Collection entries
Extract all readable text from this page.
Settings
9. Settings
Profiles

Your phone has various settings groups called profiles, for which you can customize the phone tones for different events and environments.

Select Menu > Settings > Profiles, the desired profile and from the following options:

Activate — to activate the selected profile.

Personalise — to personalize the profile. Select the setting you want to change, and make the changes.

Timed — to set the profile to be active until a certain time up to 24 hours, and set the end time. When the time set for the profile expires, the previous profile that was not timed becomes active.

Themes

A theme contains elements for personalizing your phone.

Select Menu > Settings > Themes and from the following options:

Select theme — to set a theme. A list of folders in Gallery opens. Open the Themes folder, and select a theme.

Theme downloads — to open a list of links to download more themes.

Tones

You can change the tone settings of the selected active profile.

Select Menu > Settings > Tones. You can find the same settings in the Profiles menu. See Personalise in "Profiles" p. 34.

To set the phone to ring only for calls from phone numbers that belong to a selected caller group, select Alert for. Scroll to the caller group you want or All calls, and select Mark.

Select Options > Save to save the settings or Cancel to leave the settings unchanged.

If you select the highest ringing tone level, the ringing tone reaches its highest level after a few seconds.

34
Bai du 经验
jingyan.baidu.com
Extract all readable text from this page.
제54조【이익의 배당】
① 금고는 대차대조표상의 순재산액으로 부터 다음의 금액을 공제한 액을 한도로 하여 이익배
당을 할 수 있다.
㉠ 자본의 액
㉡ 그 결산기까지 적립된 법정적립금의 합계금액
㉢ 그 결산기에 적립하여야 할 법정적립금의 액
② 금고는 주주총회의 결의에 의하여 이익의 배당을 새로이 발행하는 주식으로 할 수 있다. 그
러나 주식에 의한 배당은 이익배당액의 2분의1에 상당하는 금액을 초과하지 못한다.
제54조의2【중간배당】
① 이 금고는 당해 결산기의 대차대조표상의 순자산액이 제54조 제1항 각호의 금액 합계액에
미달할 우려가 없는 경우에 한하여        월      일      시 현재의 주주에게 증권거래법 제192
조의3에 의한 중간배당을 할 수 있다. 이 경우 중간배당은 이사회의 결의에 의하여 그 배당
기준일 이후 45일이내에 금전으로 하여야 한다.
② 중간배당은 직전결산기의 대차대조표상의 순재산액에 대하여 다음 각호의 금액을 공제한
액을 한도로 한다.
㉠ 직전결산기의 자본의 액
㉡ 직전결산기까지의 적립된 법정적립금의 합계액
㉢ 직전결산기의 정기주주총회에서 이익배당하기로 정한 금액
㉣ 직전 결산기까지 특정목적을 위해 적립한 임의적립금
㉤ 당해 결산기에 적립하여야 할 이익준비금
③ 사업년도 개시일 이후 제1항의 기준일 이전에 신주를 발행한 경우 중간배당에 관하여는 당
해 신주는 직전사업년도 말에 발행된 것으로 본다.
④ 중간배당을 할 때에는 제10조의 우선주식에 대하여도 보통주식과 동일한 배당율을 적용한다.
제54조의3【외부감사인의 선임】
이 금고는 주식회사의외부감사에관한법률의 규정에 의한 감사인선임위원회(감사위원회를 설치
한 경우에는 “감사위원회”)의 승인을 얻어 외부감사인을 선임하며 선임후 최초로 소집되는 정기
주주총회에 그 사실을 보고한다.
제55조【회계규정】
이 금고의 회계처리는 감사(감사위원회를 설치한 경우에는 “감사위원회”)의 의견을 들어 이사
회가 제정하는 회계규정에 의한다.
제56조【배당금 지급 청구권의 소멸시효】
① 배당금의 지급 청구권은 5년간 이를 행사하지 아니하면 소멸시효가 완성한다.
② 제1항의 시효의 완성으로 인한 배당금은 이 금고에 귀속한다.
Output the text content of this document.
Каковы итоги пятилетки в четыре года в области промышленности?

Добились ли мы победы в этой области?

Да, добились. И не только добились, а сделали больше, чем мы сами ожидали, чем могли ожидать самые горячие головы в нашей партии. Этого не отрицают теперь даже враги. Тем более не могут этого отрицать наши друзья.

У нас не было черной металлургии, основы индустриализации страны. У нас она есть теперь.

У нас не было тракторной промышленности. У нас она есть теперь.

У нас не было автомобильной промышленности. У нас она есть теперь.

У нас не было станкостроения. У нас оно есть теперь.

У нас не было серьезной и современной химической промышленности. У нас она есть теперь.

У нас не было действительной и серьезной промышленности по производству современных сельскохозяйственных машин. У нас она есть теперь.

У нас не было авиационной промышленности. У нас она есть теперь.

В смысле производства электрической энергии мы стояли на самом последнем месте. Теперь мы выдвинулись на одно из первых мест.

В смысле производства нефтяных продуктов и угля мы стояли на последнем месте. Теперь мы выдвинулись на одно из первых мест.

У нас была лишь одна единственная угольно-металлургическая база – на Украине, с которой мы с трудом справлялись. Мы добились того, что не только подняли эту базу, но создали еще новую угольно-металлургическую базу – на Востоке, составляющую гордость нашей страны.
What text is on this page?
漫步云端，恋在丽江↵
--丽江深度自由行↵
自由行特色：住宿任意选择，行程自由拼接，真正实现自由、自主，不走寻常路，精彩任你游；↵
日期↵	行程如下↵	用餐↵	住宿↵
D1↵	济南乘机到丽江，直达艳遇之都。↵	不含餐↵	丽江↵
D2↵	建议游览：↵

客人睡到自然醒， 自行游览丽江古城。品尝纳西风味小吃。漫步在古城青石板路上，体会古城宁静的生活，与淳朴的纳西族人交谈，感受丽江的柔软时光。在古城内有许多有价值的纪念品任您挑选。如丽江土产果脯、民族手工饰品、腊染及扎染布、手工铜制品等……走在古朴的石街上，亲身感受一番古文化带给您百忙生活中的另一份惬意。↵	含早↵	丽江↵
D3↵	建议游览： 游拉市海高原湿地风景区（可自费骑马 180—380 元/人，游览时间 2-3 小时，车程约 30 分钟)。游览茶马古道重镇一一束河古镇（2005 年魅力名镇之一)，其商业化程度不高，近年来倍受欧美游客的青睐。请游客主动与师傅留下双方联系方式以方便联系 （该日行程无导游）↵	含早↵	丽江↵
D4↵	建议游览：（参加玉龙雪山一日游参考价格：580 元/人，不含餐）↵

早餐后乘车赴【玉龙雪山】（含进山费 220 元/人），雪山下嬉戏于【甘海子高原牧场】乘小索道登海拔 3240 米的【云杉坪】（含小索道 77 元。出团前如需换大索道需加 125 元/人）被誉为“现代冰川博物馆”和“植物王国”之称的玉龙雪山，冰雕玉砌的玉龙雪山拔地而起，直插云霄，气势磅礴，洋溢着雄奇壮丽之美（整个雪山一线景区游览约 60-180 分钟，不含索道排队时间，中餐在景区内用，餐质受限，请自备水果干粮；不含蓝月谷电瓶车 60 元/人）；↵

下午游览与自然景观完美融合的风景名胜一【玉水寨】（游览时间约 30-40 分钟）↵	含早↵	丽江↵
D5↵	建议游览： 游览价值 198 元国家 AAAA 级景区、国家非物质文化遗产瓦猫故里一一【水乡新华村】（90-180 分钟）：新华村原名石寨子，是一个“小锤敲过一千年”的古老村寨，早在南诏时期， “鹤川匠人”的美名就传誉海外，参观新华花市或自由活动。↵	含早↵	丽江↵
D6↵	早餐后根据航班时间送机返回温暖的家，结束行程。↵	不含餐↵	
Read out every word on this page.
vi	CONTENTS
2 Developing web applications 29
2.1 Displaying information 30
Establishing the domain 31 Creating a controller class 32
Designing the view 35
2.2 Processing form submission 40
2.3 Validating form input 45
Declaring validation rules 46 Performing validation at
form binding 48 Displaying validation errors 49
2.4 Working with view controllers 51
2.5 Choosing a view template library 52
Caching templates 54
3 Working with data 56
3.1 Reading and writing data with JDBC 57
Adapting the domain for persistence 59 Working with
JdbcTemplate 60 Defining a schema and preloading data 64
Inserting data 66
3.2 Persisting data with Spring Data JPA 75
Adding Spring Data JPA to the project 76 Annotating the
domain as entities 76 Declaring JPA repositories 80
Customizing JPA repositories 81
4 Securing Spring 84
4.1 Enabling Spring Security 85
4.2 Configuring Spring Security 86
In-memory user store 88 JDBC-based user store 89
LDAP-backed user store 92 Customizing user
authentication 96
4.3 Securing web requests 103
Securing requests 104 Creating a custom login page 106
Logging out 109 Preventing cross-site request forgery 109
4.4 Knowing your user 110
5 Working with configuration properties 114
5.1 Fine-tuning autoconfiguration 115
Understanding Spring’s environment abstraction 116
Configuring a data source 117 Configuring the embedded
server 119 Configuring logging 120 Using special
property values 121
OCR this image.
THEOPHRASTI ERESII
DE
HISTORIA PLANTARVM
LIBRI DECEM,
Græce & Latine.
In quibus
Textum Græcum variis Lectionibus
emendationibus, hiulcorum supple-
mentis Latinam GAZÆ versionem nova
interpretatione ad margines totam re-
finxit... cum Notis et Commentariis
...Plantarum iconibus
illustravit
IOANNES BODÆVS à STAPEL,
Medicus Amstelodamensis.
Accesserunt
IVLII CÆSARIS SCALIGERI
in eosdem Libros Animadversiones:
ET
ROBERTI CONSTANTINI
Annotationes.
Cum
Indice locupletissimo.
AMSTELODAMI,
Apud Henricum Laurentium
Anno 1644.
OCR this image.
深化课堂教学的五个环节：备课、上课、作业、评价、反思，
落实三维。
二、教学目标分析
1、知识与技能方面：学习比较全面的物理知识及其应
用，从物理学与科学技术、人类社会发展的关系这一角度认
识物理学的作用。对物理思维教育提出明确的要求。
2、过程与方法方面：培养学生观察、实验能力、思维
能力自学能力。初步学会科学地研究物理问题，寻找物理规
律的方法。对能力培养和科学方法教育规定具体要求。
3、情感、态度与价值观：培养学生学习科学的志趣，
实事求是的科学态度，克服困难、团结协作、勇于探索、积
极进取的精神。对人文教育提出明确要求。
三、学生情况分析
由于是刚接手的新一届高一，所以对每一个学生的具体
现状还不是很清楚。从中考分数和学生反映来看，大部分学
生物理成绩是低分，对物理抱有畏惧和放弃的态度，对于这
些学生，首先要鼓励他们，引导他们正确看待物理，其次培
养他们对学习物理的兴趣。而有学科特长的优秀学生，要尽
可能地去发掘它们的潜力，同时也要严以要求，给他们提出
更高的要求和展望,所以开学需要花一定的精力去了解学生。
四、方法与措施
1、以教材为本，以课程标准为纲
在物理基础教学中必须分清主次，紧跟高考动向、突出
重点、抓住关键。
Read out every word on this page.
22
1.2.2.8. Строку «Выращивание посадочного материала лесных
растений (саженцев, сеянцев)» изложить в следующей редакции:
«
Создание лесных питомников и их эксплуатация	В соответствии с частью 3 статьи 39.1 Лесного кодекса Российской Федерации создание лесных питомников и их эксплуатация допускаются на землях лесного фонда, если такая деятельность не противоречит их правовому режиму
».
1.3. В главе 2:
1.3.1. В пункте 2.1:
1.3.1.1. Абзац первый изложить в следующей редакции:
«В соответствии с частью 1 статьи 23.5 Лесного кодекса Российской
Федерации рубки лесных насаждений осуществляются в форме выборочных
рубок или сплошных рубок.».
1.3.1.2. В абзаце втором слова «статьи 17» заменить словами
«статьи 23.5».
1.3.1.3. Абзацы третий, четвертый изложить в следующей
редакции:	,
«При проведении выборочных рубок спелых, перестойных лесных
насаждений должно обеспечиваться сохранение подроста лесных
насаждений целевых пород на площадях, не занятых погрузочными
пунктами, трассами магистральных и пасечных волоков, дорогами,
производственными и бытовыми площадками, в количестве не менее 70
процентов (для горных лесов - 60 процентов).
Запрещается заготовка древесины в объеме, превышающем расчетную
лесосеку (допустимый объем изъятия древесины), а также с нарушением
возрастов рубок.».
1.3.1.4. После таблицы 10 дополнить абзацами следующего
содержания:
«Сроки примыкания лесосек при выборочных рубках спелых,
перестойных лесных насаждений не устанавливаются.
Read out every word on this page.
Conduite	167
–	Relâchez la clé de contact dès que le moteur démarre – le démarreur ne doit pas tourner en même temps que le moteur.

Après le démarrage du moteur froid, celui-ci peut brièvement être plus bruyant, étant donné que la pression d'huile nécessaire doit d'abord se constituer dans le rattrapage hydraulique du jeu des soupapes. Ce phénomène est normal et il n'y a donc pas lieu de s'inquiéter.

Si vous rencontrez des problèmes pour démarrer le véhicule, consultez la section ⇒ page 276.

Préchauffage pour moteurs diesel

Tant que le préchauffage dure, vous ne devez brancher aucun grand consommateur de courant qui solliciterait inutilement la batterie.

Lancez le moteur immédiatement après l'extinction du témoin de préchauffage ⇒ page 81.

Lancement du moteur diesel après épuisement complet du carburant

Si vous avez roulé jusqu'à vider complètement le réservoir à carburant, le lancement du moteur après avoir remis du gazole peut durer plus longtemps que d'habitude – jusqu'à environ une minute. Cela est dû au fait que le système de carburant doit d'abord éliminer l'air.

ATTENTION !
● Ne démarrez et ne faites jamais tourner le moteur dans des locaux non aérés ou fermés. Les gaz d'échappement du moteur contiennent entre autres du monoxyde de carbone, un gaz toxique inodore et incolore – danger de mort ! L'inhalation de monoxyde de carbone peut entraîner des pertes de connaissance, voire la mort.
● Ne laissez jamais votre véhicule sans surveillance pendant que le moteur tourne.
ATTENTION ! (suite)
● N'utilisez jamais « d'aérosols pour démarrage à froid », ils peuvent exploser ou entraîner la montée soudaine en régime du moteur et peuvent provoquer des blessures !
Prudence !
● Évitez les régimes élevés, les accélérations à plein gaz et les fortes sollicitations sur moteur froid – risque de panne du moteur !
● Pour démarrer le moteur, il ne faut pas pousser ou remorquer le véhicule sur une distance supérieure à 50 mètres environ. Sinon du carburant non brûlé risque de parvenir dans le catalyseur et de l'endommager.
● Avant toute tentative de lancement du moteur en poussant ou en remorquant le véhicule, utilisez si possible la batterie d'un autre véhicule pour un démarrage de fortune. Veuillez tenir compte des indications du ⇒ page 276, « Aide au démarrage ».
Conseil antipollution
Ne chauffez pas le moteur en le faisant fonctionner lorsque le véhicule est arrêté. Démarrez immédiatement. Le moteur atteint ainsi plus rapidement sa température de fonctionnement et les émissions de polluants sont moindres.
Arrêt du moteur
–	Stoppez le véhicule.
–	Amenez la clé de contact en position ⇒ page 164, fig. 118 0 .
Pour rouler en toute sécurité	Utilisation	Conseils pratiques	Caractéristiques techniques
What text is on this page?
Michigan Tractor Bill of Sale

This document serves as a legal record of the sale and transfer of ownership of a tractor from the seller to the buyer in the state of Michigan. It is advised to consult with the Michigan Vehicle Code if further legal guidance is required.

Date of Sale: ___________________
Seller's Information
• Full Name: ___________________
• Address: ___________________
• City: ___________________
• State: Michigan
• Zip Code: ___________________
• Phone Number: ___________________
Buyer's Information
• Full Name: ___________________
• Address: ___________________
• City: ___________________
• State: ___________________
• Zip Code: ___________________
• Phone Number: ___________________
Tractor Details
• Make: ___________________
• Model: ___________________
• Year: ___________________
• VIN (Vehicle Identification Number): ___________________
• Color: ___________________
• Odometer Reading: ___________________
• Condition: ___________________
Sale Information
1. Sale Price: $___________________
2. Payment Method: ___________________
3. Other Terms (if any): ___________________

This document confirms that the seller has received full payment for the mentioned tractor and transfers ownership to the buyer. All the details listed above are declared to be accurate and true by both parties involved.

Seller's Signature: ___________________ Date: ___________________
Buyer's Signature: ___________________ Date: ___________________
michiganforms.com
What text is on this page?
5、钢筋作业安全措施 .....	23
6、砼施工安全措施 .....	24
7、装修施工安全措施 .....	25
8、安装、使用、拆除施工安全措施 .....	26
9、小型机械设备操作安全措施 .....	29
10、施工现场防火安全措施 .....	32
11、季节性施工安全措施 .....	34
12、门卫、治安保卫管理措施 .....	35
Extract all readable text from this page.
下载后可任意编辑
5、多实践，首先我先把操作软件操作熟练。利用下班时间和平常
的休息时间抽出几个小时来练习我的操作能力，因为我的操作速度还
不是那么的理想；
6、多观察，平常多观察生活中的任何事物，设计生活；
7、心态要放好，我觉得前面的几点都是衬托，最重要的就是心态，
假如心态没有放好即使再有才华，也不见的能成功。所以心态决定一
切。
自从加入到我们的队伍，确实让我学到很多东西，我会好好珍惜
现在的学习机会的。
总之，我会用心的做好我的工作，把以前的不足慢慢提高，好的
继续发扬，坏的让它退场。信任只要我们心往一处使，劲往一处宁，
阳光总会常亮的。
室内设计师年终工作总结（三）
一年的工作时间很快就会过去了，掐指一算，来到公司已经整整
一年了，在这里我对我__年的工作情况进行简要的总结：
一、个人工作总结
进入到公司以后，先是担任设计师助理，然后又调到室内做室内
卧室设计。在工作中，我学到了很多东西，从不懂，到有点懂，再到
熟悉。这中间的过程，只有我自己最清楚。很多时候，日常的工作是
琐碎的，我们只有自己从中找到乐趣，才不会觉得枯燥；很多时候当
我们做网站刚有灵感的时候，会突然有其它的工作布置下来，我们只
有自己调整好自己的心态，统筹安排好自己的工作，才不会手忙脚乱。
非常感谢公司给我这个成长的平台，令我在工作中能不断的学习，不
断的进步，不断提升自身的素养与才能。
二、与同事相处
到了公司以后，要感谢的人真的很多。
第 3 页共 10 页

- WHAT THE EXERCISE ASKS -
Every line of the records that includes the word "Configuring" should be gathered.

- TASK OUTPUT -
4.2 Configuring Spring Security 86
Configuring a data source 117 Configuring the embedded
server 119 Configuring logging 120 Using special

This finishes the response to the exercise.